**Record set**.

——————

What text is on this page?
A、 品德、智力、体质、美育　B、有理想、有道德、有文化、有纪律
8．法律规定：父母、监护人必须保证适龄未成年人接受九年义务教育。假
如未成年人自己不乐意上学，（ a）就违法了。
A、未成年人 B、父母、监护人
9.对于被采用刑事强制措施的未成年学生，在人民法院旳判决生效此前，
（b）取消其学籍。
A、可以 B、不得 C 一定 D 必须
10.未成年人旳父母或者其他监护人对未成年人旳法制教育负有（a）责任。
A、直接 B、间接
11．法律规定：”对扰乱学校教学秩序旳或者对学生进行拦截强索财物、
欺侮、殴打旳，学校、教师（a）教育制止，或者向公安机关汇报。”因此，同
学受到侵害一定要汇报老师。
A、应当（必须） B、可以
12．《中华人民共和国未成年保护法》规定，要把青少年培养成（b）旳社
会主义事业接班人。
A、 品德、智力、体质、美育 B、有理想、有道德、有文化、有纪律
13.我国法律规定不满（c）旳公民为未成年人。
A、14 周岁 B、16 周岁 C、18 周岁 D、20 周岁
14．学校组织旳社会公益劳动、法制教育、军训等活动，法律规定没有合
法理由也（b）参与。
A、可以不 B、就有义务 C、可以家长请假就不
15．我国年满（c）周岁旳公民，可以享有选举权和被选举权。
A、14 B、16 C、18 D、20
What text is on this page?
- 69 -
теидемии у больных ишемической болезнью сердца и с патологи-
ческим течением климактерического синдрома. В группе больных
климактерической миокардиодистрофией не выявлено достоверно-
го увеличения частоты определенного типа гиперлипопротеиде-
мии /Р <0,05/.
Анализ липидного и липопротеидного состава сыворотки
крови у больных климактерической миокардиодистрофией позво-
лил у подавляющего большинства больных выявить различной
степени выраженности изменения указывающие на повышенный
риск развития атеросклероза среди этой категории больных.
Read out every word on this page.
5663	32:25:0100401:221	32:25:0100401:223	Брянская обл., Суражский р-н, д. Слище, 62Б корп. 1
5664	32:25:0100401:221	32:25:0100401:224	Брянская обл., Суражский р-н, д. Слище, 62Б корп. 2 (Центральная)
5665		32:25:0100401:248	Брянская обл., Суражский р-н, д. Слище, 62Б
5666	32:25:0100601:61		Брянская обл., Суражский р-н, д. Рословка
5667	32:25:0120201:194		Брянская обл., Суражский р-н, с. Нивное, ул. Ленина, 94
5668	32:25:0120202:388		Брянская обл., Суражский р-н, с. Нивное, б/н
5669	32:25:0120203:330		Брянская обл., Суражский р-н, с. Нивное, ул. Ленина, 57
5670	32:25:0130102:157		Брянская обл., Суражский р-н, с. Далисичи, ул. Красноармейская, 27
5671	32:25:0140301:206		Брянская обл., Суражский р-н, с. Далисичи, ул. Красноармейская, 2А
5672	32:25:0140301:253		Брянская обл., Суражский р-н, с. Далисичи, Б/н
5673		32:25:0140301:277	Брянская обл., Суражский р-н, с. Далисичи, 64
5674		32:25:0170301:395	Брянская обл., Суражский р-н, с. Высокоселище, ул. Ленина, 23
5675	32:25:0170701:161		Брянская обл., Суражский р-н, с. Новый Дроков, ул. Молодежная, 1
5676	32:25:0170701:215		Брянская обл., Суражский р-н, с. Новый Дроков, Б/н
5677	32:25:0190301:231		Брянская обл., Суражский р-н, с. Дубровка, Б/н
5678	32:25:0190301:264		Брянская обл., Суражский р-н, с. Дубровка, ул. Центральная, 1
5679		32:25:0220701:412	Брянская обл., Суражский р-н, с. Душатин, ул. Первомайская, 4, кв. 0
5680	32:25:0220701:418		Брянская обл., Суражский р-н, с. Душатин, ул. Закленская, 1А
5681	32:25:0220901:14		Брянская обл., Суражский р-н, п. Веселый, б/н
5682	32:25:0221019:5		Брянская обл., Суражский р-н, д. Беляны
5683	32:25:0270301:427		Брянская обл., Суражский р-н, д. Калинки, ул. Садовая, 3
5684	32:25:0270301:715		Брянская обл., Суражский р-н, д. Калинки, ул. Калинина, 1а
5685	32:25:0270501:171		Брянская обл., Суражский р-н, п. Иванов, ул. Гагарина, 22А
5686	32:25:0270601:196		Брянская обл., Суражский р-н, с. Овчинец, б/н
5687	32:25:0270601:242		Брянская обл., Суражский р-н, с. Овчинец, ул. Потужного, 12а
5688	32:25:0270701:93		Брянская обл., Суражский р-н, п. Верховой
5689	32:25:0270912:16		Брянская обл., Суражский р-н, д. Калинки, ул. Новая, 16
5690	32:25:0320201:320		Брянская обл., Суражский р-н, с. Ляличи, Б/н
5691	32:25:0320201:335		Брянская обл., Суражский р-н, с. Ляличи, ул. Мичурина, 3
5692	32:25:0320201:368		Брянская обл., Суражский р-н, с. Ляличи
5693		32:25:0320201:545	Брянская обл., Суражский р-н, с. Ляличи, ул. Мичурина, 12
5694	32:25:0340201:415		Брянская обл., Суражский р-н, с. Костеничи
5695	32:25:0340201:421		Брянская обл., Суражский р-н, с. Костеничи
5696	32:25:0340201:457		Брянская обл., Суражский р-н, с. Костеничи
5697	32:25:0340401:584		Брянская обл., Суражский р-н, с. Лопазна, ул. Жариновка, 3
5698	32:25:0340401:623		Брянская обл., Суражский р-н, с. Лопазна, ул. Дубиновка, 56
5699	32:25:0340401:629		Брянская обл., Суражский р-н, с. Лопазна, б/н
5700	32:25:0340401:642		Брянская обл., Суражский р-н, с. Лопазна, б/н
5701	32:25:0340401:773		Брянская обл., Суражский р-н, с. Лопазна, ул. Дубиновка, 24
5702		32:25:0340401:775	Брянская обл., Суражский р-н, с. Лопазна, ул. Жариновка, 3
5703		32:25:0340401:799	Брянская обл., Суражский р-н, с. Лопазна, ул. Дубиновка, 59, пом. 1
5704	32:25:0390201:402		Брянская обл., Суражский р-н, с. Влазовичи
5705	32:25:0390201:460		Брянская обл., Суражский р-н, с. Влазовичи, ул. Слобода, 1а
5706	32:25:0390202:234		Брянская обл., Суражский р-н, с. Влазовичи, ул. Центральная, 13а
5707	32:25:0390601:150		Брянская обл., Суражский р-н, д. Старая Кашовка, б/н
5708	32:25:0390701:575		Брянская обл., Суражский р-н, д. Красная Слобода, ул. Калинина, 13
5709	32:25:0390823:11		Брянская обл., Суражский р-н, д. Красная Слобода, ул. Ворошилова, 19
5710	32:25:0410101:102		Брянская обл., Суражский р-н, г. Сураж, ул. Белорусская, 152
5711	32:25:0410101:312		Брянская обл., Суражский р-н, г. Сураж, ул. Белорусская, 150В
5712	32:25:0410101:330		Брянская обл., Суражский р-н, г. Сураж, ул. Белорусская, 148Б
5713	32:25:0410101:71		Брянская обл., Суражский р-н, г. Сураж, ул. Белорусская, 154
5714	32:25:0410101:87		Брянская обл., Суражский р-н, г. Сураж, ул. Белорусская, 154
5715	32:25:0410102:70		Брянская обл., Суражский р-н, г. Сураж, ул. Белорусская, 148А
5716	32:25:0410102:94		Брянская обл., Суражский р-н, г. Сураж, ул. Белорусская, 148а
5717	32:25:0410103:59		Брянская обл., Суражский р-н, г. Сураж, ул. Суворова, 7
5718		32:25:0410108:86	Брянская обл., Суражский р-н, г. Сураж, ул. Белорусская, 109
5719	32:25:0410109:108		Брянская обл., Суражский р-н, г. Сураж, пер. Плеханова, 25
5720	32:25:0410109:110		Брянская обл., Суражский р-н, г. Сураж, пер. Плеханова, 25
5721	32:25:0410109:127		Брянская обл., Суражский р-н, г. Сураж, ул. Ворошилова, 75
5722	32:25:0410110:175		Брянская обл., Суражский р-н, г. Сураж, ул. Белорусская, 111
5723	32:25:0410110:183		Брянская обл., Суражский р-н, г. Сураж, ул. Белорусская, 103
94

——————

**Problem requirements**.
Scan the material above. Copy each line where "Плеханова" occurs.

**The solution**.
5719	32:25:0410109:108		Брянская обл., Суражский р-н, г. Сураж, пер. Плеханова, 25
5720	32:25:0410109:110		Брянская обл., Суражский р-н, г. Сураж, пер. Плеханова, 25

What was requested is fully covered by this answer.